List all lines of the data containing the word "Moçambique".

==== RAW RECORDS ====

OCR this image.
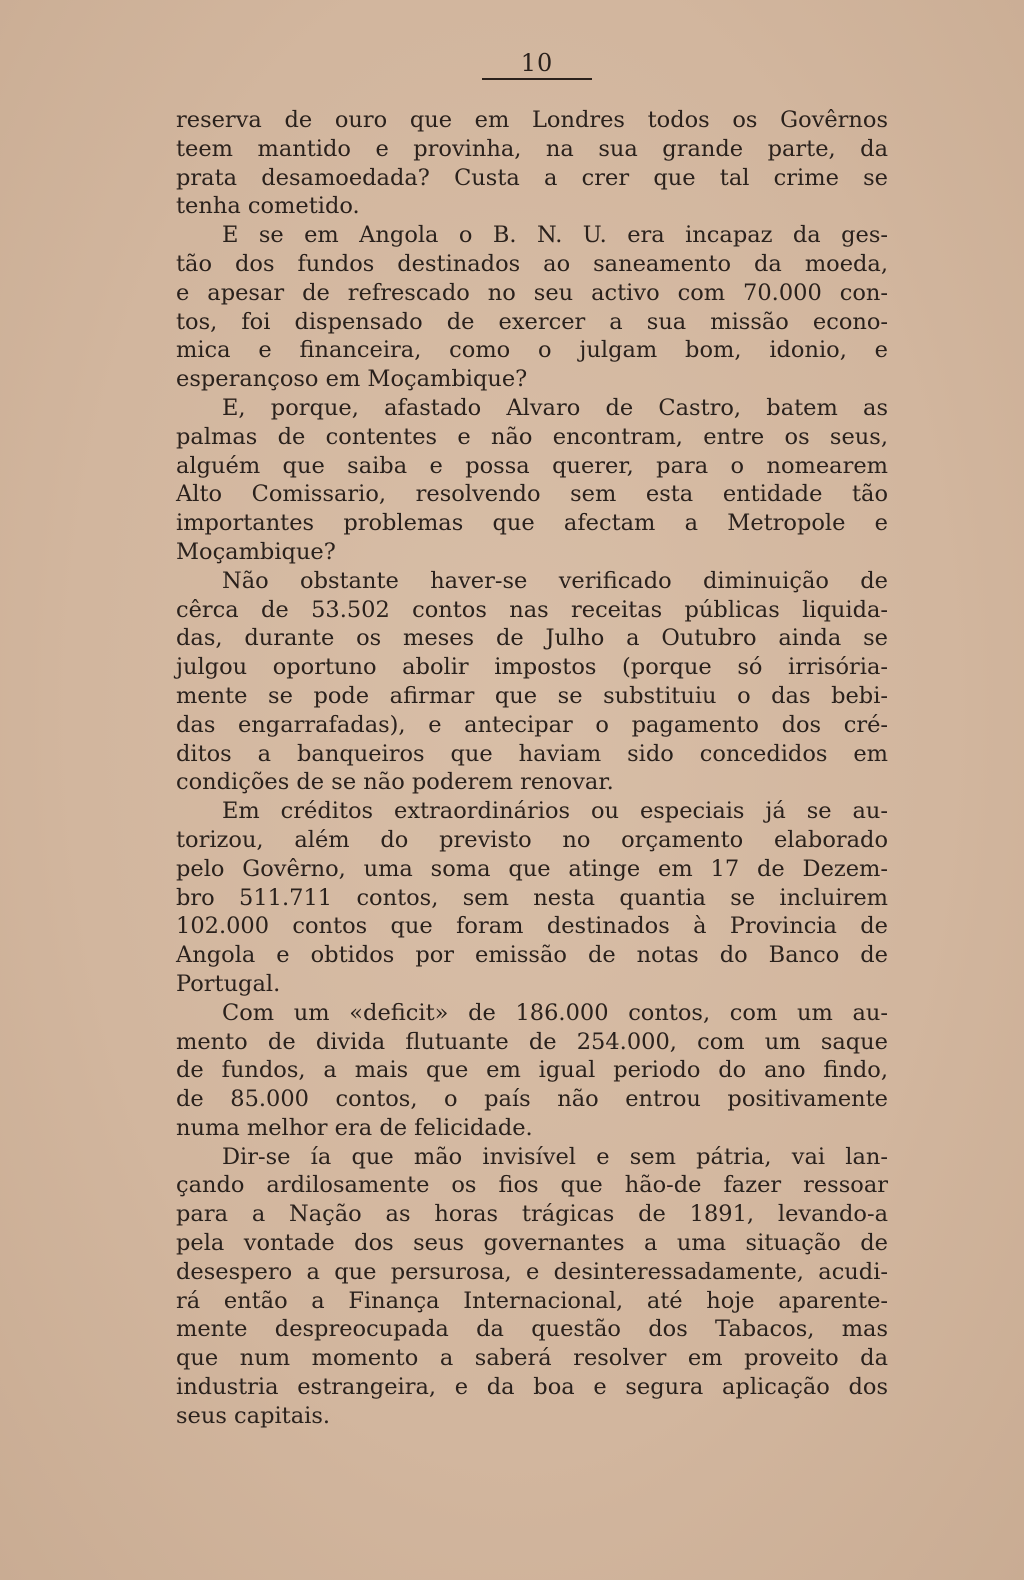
10
reserva de ouro que em Londres todos os Govêrnos
teem mantido e provinha, na sua grande parte, da
prata desamoedada? Custa a crer que tal crime se
tenha cometido.
E se em Angola o B. N. U. era incapaz da ges-
tão dos fundos destinados ao saneamento da moeda,
e apesar de refrescado no seu activo com 70.000 con-
tos, foi dispensado de exercer a sua missão econo-
mica e financeira, como o julgam bom, idonio, e
esperançoso em Moçambique?
E, porque, afastado Alvaro de Castro, batem as
palmas de contentes e não encontram, entre os seus,
alguém que saiba e possa querer, para o nomearem
Alto Comissario, resolvendo sem esta entidade tão
importantes problemas que afectam a Metropole e
Moçambique?
Não obstante haver-se verificado diminuição de
cêrca de 53.502 contos nas receitas públicas liquida-
das, durante os meses de Julho a Outubro ainda se
julgou oportuno abolir impostos (porque só irrisória-
mente se pode afirmar que se substituiu o das bebi-
das engarrafadas), e antecipar o pagamento dos cré-
ditos a banqueiros que haviam sido concedidos em
condições de se não poderem renovar.
Em créditos extraordinários ou especiais já se au-
torizou, além do previsto no orçamento elaborado
pelo Govêrno, uma soma que atinge em 17 de Dezem-
bro 511.711 contos, sem nesta quantia se incluirem
102.000 contos que foram destinados à Provincia de
Angola e obtidos por emissão de notas do Banco de
Portugal.
Com um «deficit» de 186.000 contos, com um au-
mento de divida flutuante de 254.000, com um saque
de fundos, a mais que em igual periodo do ano findo,
de 85.000 contos, o país não entrou positivamente
numa melhor era de felicidade.
Dir-se ía que mão invisível e sem pátria, vai lan-
çando ardilosamente os fios que hão-de fazer ressoar
para a Nação as horas trágicas de 1891, levando-a
pela vontade dos seus governantes a uma situação de
desespero a que persurosa, e desinteressadamente, acudi-
rá então a Finança Internacional, até hoje aparente-
mente despreocupada da questão dos Tabacos, mas
que num momento a saberá resolver em proveito da
industria estrangeira, e da boa e segura aplicação dos
seus capitais.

====

▸ **SOLVED EXERCISE**
esperançoso em Moçambique?
Moçambique?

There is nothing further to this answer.